§ REQUEST: Locate the lines of the listing below that hold "associations", then copy each of them.

* * * *

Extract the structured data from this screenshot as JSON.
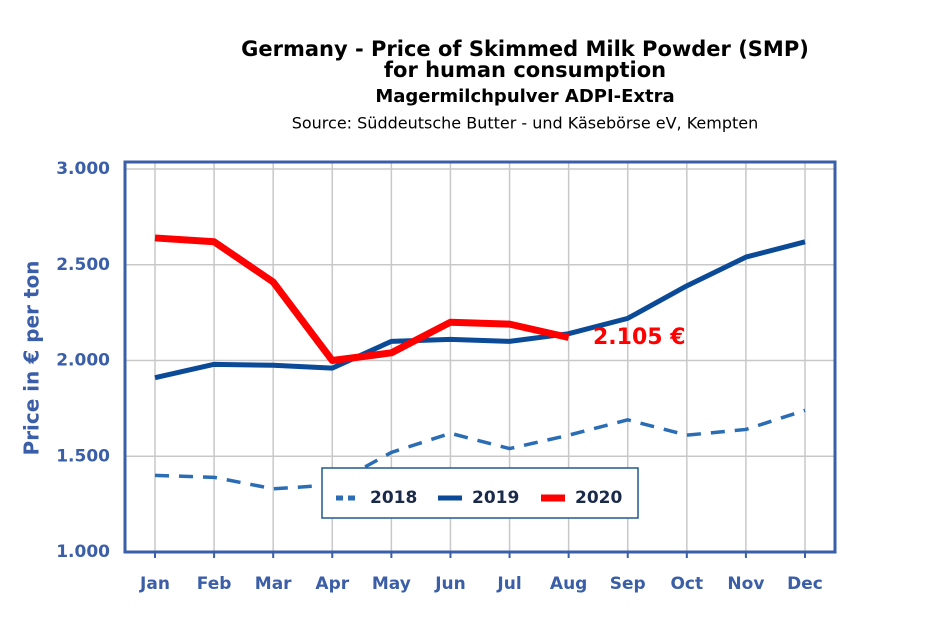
{
  "chart_data": {
    "type": "line",
    "title": "Germany - Price of Skimmed Milk Powder (SMP)",
    "title_line2": "for human consumption",
    "subtitle": "Magermilchpulver ADPI-Extra",
    "source": "Source: Süddeutsche Butter - und Käsebörse eV, Kempten",
    "y_label": "Price in € per ton",
    "annotation": "2.105 €",
    "categories": [
      "Jan",
      "Feb",
      "Mar",
      "Apr",
      "May",
      "Jun",
      "Jul",
      "Aug",
      "Sep",
      "Oct",
      "Nov",
      "Dec"
    ],
    "series": [
      {
        "name": "2018",
        "color": "#2a6db5",
        "dashed": true,
        "values": [
          1400,
          1390,
          1330,
          1350,
          1520,
          1620,
          1540,
          1610,
          1690,
          1610,
          1640,
          1740
        ]
      },
      {
        "name": "2019",
        "color": "#0b4a96",
        "dashed": false,
        "values": [
          1910,
          1980,
          1975,
          1960,
          2100,
          2110,
          2100,
          2140,
          2220,
          2390,
          2540,
          2620
        ]
      },
      {
        "name": "2020",
        "color": "#ff0000",
        "dashed": false,
        "values": [
          2640,
          2620,
          2410,
          2000,
          2040,
          2200,
          2190,
          2120,
          null,
          null,
          null,
          null
        ]
      }
    ],
    "ylim": [
      1000,
      3000
    ],
    "yticks": [
      {
        "value": 1000,
        "label": "1.000"
      },
      {
        "value": 1500,
        "label": "1.500"
      },
      {
        "value": 2000,
        "label": "2.000"
      },
      {
        "value": 2500,
        "label": "2.500"
      },
      {
        "value": 3000,
        "label": "3.000"
      }
    ],
    "grid": true
  }
}
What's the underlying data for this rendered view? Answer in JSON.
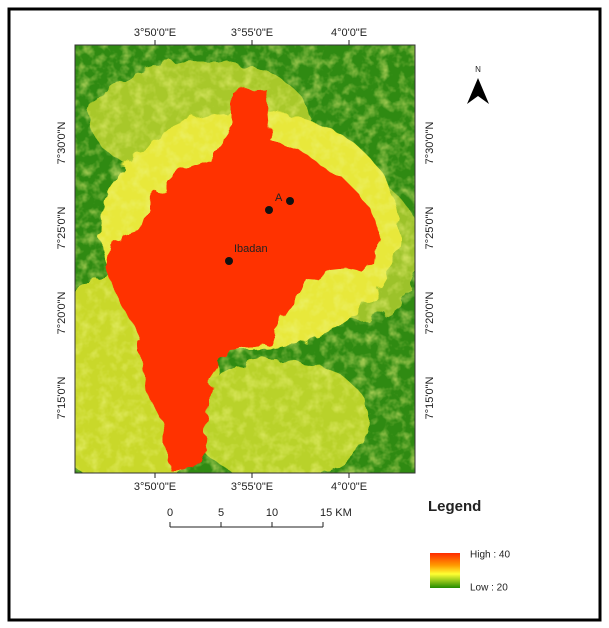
{
  "map": {
    "longitude_labels_top": [
      "3°50'0\"E",
      "3°55'0\"E",
      "4°0'0\"E"
    ],
    "longitude_labels_bottom": [
      "3°50'0\"E",
      "3°55'0\"E",
      "4°0'0\"E"
    ],
    "latitude_labels_left": [
      "7°30'0\"N",
      "7°25'0\"N",
      "7°20'0\"N",
      "7°15'0\"N"
    ],
    "latitude_labels_right": [
      "7°30'0\"N",
      "7°25'0\"N",
      "7°20'0\"N",
      "7°15'0\"N"
    ],
    "places": [
      {
        "label": "A"
      },
      {
        "label": "Ibadan"
      }
    ],
    "north": "N",
    "scale_labels": [
      "0",
      "5",
      "10",
      "15 KM"
    ],
    "legend": {
      "title": "Legend",
      "high": "High : 40",
      "low": "Low : 20"
    }
  }
}
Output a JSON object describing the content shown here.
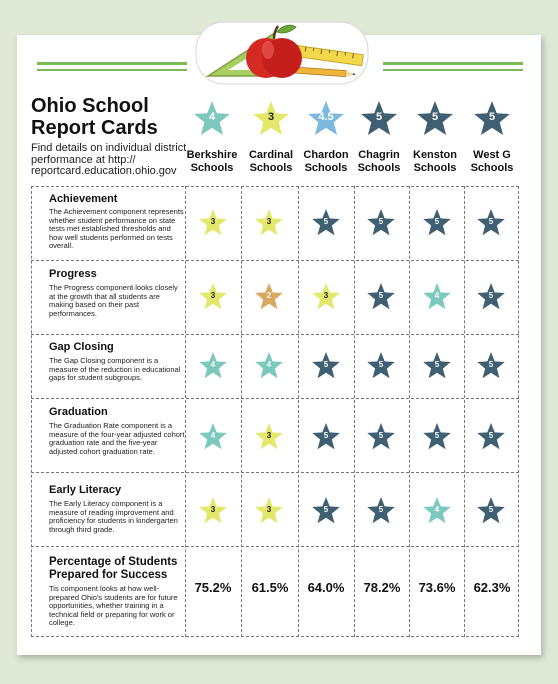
{
  "colors": {
    "yellow": "#e3e86a",
    "orange": "#d9a860",
    "mint": "#7ec9bd",
    "navy": "#3f5f73",
    "lightblue": "#7db9dc",
    "border": "#777777",
    "background": "#dfe9d6",
    "green_stripe": "#7dbb5a"
  },
  "icons": {
    "logo": "apple-ruler-triangle-logo",
    "star": "star-icon"
  },
  "header": {
    "title_line1": "Ohio School",
    "title_line2": "Report Cards",
    "subtitle": "Find details on individual district performance at http:// reportcard.education.ohio.gov"
  },
  "schools": [
    {
      "line1": "Berkshire",
      "line2": "Schools",
      "overall": "4",
      "color": "mint"
    },
    {
      "line1": "Cardinal",
      "line2": "Schools",
      "overall": "3",
      "color": "yellow"
    },
    {
      "line1": "Chardon",
      "line2": "Schools",
      "overall": "4.5",
      "color": "lightblue"
    },
    {
      "line1": "Chagrin",
      "line2": "Schools",
      "overall": "5",
      "color": "navy"
    },
    {
      "line1": "Kenston",
      "line2": "Schools",
      "overall": "5",
      "color": "navy"
    },
    {
      "line1": "West G",
      "line2": "Schools",
      "overall": "5",
      "color": "navy"
    }
  ],
  "components": [
    {
      "title": "Achievement",
      "description": "The Achievement component represents whether student performance on state tests met established thresholds and how well students performed on tests overall.",
      "ratings": [
        {
          "v": "3",
          "c": "yellow"
        },
        {
          "v": "3",
          "c": "yellow"
        },
        {
          "v": "5",
          "c": "navy"
        },
        {
          "v": "5",
          "c": "navy"
        },
        {
          "v": "5",
          "c": "navy"
        },
        {
          "v": "5",
          "c": "navy"
        }
      ]
    },
    {
      "title": "Progress",
      "description": "The Progress component looks closely at the growth that all students are making based on their past performances.",
      "ratings": [
        {
          "v": "3",
          "c": "yellow"
        },
        {
          "v": "2",
          "c": "orange"
        },
        {
          "v": "3",
          "c": "yellow"
        },
        {
          "v": "5",
          "c": "navy"
        },
        {
          "v": "4",
          "c": "mint"
        },
        {
          "v": "5",
          "c": "navy"
        }
      ]
    },
    {
      "title": "Gap Closing",
      "description": "The Gap Closing component is a measure of the reduction in educational gaps for student subgroups.",
      "ratings": [
        {
          "v": "4",
          "c": "mint"
        },
        {
          "v": "4",
          "c": "mint"
        },
        {
          "v": "5",
          "c": "navy"
        },
        {
          "v": "5",
          "c": "navy"
        },
        {
          "v": "5",
          "c": "navy"
        },
        {
          "v": "5",
          "c": "navy"
        }
      ]
    },
    {
      "title": "Graduation",
      "description": "The Graduation Rate component is a measure of the four-year adjusted cohort graduation rate and the five-year adjusted cohort graduation rate.",
      "ratings": [
        {
          "v": "4",
          "c": "mint"
        },
        {
          "v": "3",
          "c": "yellow"
        },
        {
          "v": "5",
          "c": "navy"
        },
        {
          "v": "5",
          "c": "navy"
        },
        {
          "v": "5",
          "c": "navy"
        },
        {
          "v": "5",
          "c": "navy"
        }
      ]
    },
    {
      "title": "Early Literacy",
      "description": "The Early Literacy component is a measure of reading improvement and proficiency for students in kindergarten through third grade.",
      "ratings": [
        {
          "v": "3",
          "c": "yellow"
        },
        {
          "v": "3",
          "c": "yellow"
        },
        {
          "v": "5",
          "c": "navy"
        },
        {
          "v": "5",
          "c": "navy"
        },
        {
          "v": "4",
          "c": "mint"
        },
        {
          "v": "5",
          "c": "navy"
        }
      ]
    }
  ],
  "prepared": {
    "title_line1": "Percentage of Students",
    "title_line2": "Prepared for Success",
    "description": "Tis component looks at how well-prepared Ohio's students are for future opportunities, whether training in a technical field or preparing for work or college.",
    "values": [
      "75.2%",
      "61.5%",
      "64.0%",
      "78.2%",
      "73.6%",
      "62.3%"
    ]
  }
}
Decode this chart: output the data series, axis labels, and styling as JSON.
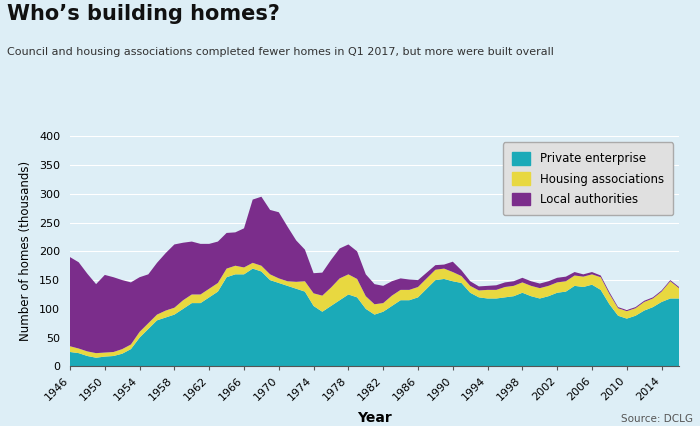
{
  "title": "Who’s building homes?",
  "subtitle": "Council and housing associations completed fewer homes in Q1 2017, but more were built overall",
  "xlabel": "Year",
  "ylabel": "Number of homes (thousands)",
  "source": "Source: DCLG",
  "background_color": "#ddeef6",
  "plot_background_color": "#ddeef6",
  "legend_background_color": "#e0e0e0",
  "colors": {
    "private": "#1BAAB8",
    "housing": "#E8D840",
    "local": "#7B2D8B"
  },
  "legend_labels": [
    "Private enterprise",
    "Housing associations",
    "Local authorities"
  ],
  "years": [
    1946,
    1947,
    1948,
    1949,
    1950,
    1951,
    1952,
    1953,
    1954,
    1955,
    1956,
    1957,
    1958,
    1959,
    1960,
    1961,
    1962,
    1963,
    1964,
    1965,
    1966,
    1967,
    1968,
    1969,
    1970,
    1971,
    1972,
    1973,
    1974,
    1975,
    1976,
    1977,
    1978,
    1979,
    1980,
    1981,
    1982,
    1983,
    1984,
    1985,
    1986,
    1987,
    1988,
    1989,
    1990,
    1991,
    1992,
    1993,
    1994,
    1995,
    1996,
    1997,
    1998,
    1999,
    2000,
    2001,
    2002,
    2003,
    2004,
    2005,
    2006,
    2007,
    2008,
    2009,
    2010,
    2011,
    2012,
    2013,
    2014,
    2015,
    2016
  ],
  "private": [
    25,
    23,
    18,
    15,
    17,
    18,
    22,
    30,
    50,
    65,
    80,
    85,
    90,
    100,
    110,
    110,
    120,
    130,
    155,
    160,
    160,
    170,
    165,
    150,
    145,
    140,
    135,
    130,
    105,
    95,
    105,
    115,
    125,
    120,
    100,
    90,
    95,
    105,
    115,
    115,
    120,
    135,
    150,
    152,
    148,
    145,
    128,
    120,
    118,
    118,
    120,
    122,
    128,
    122,
    118,
    122,
    128,
    130,
    140,
    138,
    142,
    133,
    108,
    88,
    83,
    88,
    97,
    103,
    112,
    118,
    118
  ],
  "housing": [
    10,
    8,
    8,
    8,
    7,
    7,
    8,
    8,
    10,
    10,
    10,
    12,
    12,
    15,
    15,
    15,
    15,
    15,
    15,
    15,
    12,
    10,
    10,
    10,
    8,
    8,
    12,
    18,
    22,
    28,
    32,
    38,
    35,
    32,
    22,
    18,
    15,
    18,
    18,
    18,
    18,
    18,
    18,
    18,
    16,
    12,
    12,
    12,
    15,
    15,
    18,
    18,
    18,
    18,
    18,
    18,
    18,
    18,
    18,
    18,
    18,
    22,
    18,
    13,
    13,
    13,
    15,
    15,
    18,
    30,
    18
  ],
  "local": [
    155,
    150,
    135,
    120,
    135,
    130,
    120,
    108,
    95,
    85,
    90,
    100,
    110,
    100,
    92,
    88,
    78,
    72,
    62,
    58,
    68,
    110,
    120,
    112,
    115,
    95,
    72,
    55,
    35,
    40,
    48,
    52,
    52,
    48,
    38,
    35,
    30,
    25,
    20,
    18,
    12,
    10,
    8,
    7,
    18,
    10,
    8,
    7,
    7,
    8,
    8,
    8,
    8,
    8,
    8,
    8,
    8,
    8,
    6,
    4,
    4,
    3,
    3,
    2,
    2,
    2,
    2,
    2,
    2,
    2,
    2
  ]
}
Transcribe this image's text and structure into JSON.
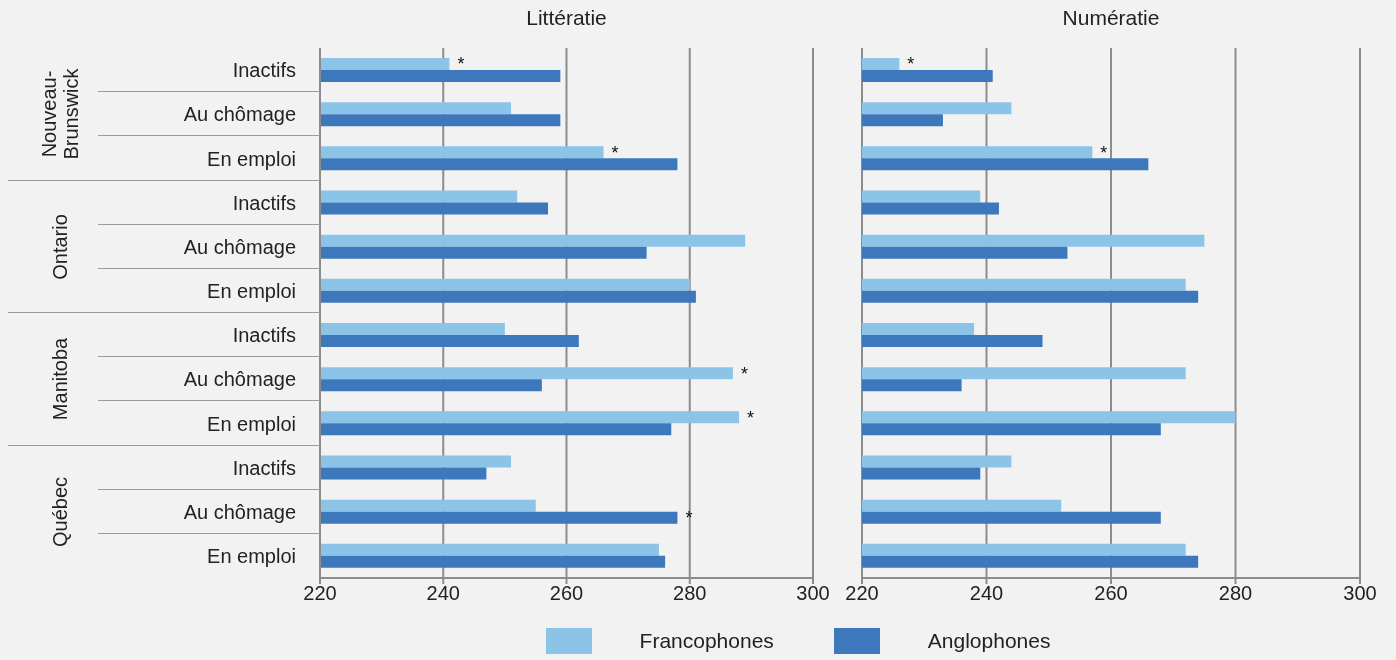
{
  "chart_data": [
    {
      "type": "bar",
      "orientation": "horizontal",
      "title": "Littératie",
      "categories": [
        "Inactifs",
        "Au chômage",
        "En emploi",
        "Inactifs",
        "Au chômage",
        "En emploi",
        "Inactifs",
        "Au chômage",
        "En emploi",
        "Inactifs",
        "Au chômage",
        "En emploi"
      ],
      "series": [
        {
          "name": "Francophones",
          "color": "#8cc4e8",
          "values": [
            241,
            251,
            266,
            252,
            289,
            280,
            250,
            287,
            288,
            251,
            255,
            275
          ],
          "value_labels": [
            "*",
            null,
            "*",
            null,
            null,
            null,
            null,
            "*",
            "*",
            null,
            null,
            null
          ]
        },
        {
          "name": "Anglophones",
          "color": "#3d78bd",
          "values": [
            259,
            259,
            278,
            257,
            273,
            281,
            262,
            256,
            277,
            247,
            278,
            276
          ],
          "value_labels": [
            null,
            null,
            null,
            null,
            null,
            null,
            null,
            null,
            null,
            null,
            "*",
            null
          ]
        }
      ],
      "xlim": [
        220,
        300
      ],
      "xticks": [
        220,
        240,
        260,
        280,
        300
      ],
      "grid": "x",
      "legend": "bottom",
      "annotations": [
        "Nouveau-Brunswick",
        "Ontario",
        "Manitoba",
        "Québec"
      ]
    },
    {
      "type": "bar",
      "orientation": "horizontal",
      "title": "Numératie",
      "categories": [
        null,
        null,
        null,
        null,
        null,
        null,
        null,
        null,
        null,
        null,
        null,
        null
      ],
      "series": [
        {
          "color": "#8cc4e8",
          "values": [
            226,
            244,
            257,
            239,
            275,
            272,
            238,
            272,
            280,
            244,
            252,
            272
          ],
          "value_labels": [
            "*",
            null,
            "*",
            null,
            null,
            null,
            null,
            null,
            null,
            null,
            null,
            null
          ]
        },
        {
          "color": "#3d78bd",
          "values": [
            241,
            233,
            266,
            242,
            253,
            274,
            249,
            236,
            268,
            239,
            268,
            274
          ],
          "value_labels": [
            null,
            null,
            null,
            null,
            null,
            null,
            null,
            null,
            null,
            null,
            null,
            null
          ]
        }
      ],
      "xlim": [
        220,
        300
      ],
      "xticks": [
        220,
        240,
        260,
        280,
        300
      ],
      "grid": "x",
      "tick_labels": "x"
    }
  ]
}
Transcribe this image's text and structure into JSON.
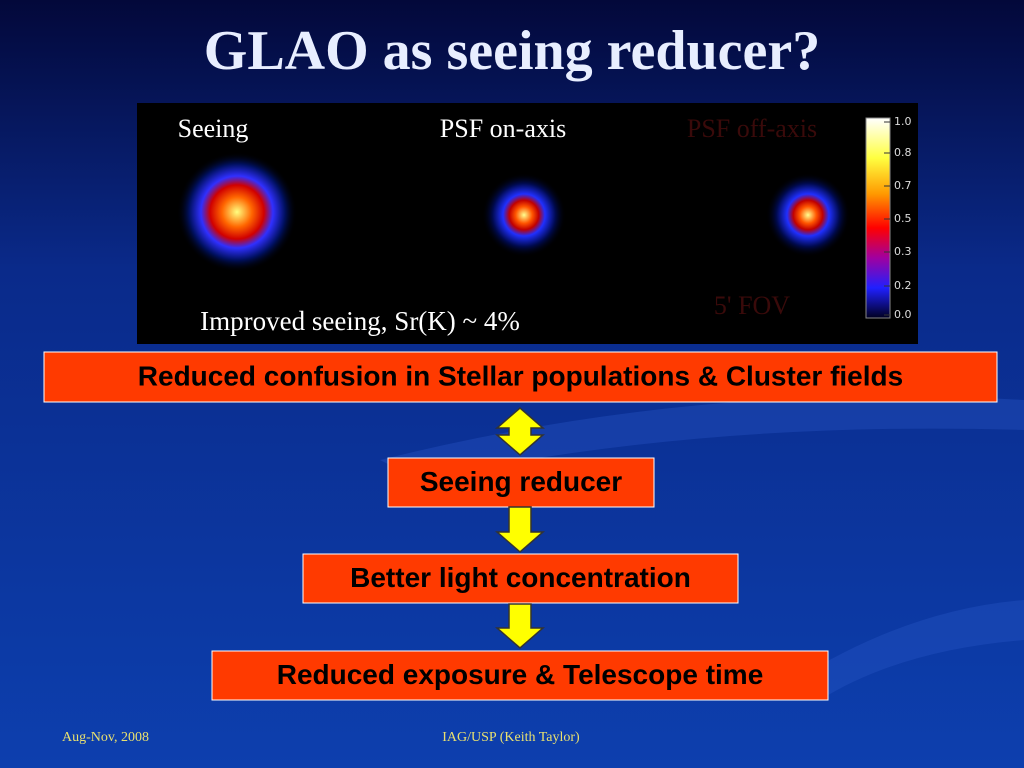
{
  "header": {
    "title": "GLAO as seeing reducer?"
  },
  "image_panel": {
    "labels": [
      "Seeing",
      "PSF on-axis",
      "PSF off-axis"
    ],
    "caption": "Improved seeing, Sr(K) ~ 4%",
    "fov_label": "5' FOV",
    "colorbar_ticks": [
      "1.0",
      "0.8",
      "0.7",
      "0.5",
      "0.3",
      "0.2",
      "0.0"
    ]
  },
  "flow": {
    "boxes": [
      "Reduced confusion in Stellar populations & Cluster fields",
      "Seeing reducer",
      "Better light concentration",
      "Reduced exposure & Telescope time"
    ]
  },
  "footer": {
    "left": "Aug-Nov, 2008",
    "center": "IAG/USP (Keith Taylor)"
  }
}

* * * *

§ FULL OUTPUT:
  "subtitle": "Council and housing associations completed fewer homes in Q1 2017, but more were built overall",
    "Housing associations",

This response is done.